DESCRIPTION OF THE TASK. Copy each line exactly.

INPUT MATERIAL.
········
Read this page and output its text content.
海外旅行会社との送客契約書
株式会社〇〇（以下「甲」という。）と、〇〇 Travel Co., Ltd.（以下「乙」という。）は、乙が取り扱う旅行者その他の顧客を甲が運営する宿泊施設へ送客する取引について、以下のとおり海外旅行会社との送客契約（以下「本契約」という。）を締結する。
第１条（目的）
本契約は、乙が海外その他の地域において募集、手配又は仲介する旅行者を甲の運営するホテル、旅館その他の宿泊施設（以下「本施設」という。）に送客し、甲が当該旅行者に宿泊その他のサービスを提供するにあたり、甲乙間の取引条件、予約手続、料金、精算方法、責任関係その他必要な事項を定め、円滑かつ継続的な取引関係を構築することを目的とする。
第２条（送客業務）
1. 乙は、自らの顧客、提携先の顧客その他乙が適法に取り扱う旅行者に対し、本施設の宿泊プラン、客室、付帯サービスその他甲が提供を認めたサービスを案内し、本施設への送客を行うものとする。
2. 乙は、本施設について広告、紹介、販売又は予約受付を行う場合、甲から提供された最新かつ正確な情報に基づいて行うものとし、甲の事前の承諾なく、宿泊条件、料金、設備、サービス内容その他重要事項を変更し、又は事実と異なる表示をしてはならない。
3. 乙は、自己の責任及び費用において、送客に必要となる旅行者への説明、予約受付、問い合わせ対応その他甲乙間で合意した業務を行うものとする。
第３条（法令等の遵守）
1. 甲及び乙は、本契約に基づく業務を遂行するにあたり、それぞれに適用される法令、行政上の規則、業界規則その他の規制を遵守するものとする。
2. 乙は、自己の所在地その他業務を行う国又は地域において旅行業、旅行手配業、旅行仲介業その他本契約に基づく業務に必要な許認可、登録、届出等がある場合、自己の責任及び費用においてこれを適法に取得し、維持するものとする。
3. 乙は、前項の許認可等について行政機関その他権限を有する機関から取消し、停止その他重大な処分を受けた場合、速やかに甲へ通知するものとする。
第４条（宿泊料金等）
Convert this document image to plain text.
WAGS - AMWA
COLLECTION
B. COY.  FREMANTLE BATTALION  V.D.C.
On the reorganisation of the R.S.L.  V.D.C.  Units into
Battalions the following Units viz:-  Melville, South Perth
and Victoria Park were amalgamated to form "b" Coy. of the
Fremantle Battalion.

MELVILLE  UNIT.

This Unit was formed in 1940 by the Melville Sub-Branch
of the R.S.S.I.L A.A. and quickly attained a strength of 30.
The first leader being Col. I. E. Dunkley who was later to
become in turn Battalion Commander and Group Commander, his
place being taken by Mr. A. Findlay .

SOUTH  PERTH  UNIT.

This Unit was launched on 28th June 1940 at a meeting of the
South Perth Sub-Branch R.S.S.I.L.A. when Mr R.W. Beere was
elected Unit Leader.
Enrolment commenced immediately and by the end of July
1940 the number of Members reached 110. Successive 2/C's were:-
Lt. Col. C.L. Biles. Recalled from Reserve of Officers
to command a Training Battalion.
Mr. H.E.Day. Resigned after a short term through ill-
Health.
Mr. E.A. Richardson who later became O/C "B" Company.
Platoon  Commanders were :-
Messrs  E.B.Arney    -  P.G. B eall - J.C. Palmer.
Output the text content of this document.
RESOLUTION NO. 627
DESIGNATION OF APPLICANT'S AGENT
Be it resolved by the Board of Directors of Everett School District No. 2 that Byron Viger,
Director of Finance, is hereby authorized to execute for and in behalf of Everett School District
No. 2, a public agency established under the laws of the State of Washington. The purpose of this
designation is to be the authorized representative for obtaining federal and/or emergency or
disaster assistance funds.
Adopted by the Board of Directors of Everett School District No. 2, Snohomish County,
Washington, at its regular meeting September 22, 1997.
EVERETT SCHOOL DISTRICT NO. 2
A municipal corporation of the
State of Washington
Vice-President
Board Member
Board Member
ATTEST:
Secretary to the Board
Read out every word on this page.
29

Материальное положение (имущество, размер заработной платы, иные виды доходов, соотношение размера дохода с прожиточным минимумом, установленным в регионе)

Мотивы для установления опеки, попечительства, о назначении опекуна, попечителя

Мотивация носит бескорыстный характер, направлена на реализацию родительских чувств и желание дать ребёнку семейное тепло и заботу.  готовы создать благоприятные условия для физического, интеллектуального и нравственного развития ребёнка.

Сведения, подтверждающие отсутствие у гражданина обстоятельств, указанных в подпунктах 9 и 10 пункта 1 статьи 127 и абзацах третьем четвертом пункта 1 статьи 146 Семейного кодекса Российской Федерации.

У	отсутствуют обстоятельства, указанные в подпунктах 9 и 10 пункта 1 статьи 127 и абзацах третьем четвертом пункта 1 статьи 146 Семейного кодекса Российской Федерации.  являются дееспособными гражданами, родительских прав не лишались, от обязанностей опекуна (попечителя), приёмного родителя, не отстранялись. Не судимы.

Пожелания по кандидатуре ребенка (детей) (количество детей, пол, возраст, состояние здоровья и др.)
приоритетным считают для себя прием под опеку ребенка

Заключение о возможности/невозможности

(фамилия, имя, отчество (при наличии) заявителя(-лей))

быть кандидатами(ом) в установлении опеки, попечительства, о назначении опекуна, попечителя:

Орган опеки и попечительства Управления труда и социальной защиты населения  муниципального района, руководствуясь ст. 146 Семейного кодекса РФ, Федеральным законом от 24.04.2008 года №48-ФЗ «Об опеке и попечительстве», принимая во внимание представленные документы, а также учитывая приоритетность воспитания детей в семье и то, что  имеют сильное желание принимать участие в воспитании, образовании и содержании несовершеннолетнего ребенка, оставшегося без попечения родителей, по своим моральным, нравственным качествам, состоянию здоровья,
········
FULL OUTPUT.
Read this page and output its text content.
海外旅行会社との送客契約書
株式会社〇〇（以下「甲」という。）と、〇〇 Travel Co., Ltd.（以下「乙」という。）は、乙が取り扱う旅行者その他の顧客を甲が運営する宿泊施設へ送客する取引について、以下のとおり海外旅行会社との送客契約（以下「本契約」という。）を締結する。
第１条（目的）
本契約は、乙が海外その他の地域において募集、手配又は仲介する旅行者を甲の運営するホテル、旅館その他の宿泊施設（以下「本施設」という。）に送客し、甲が当該旅行者に宿泊その他のサービスを提供するにあたり、甲乙間の取引条件、予約手続、料金、精算方法、責任関係その他必要な事項を定め、円滑かつ継続的な取引関係を構築することを目的とする。
第２条（送客業務）
1. 乙は、自らの顧客、提携先の顧客その他乙が適法に取り扱う旅行者に対し、本施設の宿泊プラン、客室、付帯サービスその他甲が提供を認めたサービスを案内し、本施設への送客を行うものとする。
2. 乙は、本施設について広告、紹介、販売又は予約受付を行う場合、甲から提供された最新かつ正確な情報に基づいて行うものとし、甲の事前の承諾なく、宿泊条件、料金、設備、サービス内容その他重要事項を変更し、又は事実と異なる表示をしてはならない。
3. 乙は、自己の責任及び費用において、送客に必要となる旅行者への説明、予約受付、問い合わせ対応その他甲乙間で合意した業務を行うものとする。
第３条（法令等の遵守）
1. 甲及び乙は、本契約に基づく業務を遂行するにあたり、それぞれに適用される法令、行政上の規則、業界規則その他の規制を遵守するものとする。
2. 乙は、自己の所在地その他業務を行う国又は地域において旅行業、旅行手配業、旅行仲介業その他本契約に基づく業務に必要な許認可、登録、届出等がある場合、自己の責任及び費用においてこれを適法に取得し、維持するものとする。
3. 乙は、前項の許認可等について行政機関その他権限を有する機関から取消し、停止その他重大な処分を受けた場合、速やかに甲へ通知するものとする。
第４条（宿泊料金等）
Convert this document image to plain text.
WAGS - AMWA
COLLECTION
B. COY.  FREMANTLE BATTALION  V.D.C.
On the reorganisation of the R.S.L.  V.D.C.  Units into
Battalions the following Units viz:-  Melville, South Perth
and Victoria Park were amalgamated to form "b" Coy. of the
Fremantle Battalion.

MELVILLE  UNIT.

This Unit was formed in 1940 by the Melville Sub-Branch
of the R.S.S.I.L A.A. and quickly attained a strength of 30.
The first leader being Col. I. E. Dunkley who was later to
become in turn Battalion Commander and Group Commander, his
place being taken by Mr. A. Findlay .

SOUTH  PERTH  UNIT.

This Unit was launched on 28th June 1940 at a meeting of the
South Perth Sub-Branch R.S.S.I.L.A. when Mr R.W. Beere was
elected Unit Leader.
Enrolment commenced immediately and by the end of July
1940 the number of Members reached 110. Successive 2/C's were:-
Lt. Col. C.L. Biles. Recalled from Reserve of Officers
to command a Training Battalion.
Mr. H.E.Day. Resigned after a short term through ill-
Health.
Mr. E.A. Richardson who later became O/C "B" Company.
Platoon  Commanders were :-
Messrs  E.B.Arney    -  P.G. B eall - J.C. Palmer.
Output the text content of this document.
RESOLUTION NO. 627
DESIGNATION OF APPLICANT'S AGENT
Be it resolved by the Board of Directors of Everett School District No. 2 that Byron Viger,
Director of Finance, is hereby authorized to execute for and in behalf of Everett School District
No. 2, a public agency established under the laws of the State of Washington. The purpose of this
designation is to be the authorized representative for obtaining federal and/or emergency or
disaster assistance funds.
Adopted by the Board of Directors of Everett School District No. 2, Snohomish County,
Washington, at its regular meeting September 22, 1997.
EVERETT SCHOOL DISTRICT NO. 2
A municipal corporation of the
State of Washington
Vice-President
Board Member
Board Member
ATTEST:
Secretary to the Board
Read out every word on this page.
29

Материальное положение (имущество, размер заработной платы, иные виды доходов, соотношение размера дохода с прожиточным минимумом, установленным в регионе)

Мотивы для установления опеки, попечительства, о назначении опекуна, попечителя

Мотивация носит бескорыстный характер, направлена на реализацию родительских чувств и желание дать ребёнку семейное тепло и заботу.  готовы создать благоприятные условия для физического, интеллектуального и нравственного развития ребёнка.

Сведения, подтверждающие отсутствие у гражданина обстоятельств, указанных в подпунктах 9 и 10 пункта 1 статьи 127 и абзацах третьем четвертом пункта 1 статьи 146 Семейного кодекса Российской Федерации.

У	отсутствуют обстоятельства, указанные в подпунктах 9 и 10 пункта 1 статьи 127 и абзацах третьем четвертом пункта 1 статьи 146 Семейного кодекса Российской Федерации.  являются дееспособными гражданами, родительских прав не лишались, от обязанностей опекуна (попечителя), приёмного родителя, не отстранялись. Не судимы.

Пожелания по кандидатуре ребенка (детей) (количество детей, пол, возраст, состояние здоровья и др.)
приоритетным считают для себя прием под опеку ребенка

Заключение о возможности/невозможности

(фамилия, имя, отчество (при наличии) заявителя(-лей))

быть кандидатами(ом) в установлении опеки, попечительства, о назначении опекуна, попечителя:

Орган опеки и попечительства Управления труда и социальной защиты населения  муниципального района, руководствуясь ст. 146 Семейного кодекса РФ, Федеральным законом от 24.04.2008 года №48-ФЗ «Об опеке и попечительстве», принимая во внимание представленные документы, а также учитывая приоритетность воспитания детей в семье и то, что  имеют сильное желание принимать участие в воспитании, образовании и содержании несовершеннолетнего ребенка, оставшегося без попечения родителей, по своим моральным, нравственным качествам, состоянию здоровья,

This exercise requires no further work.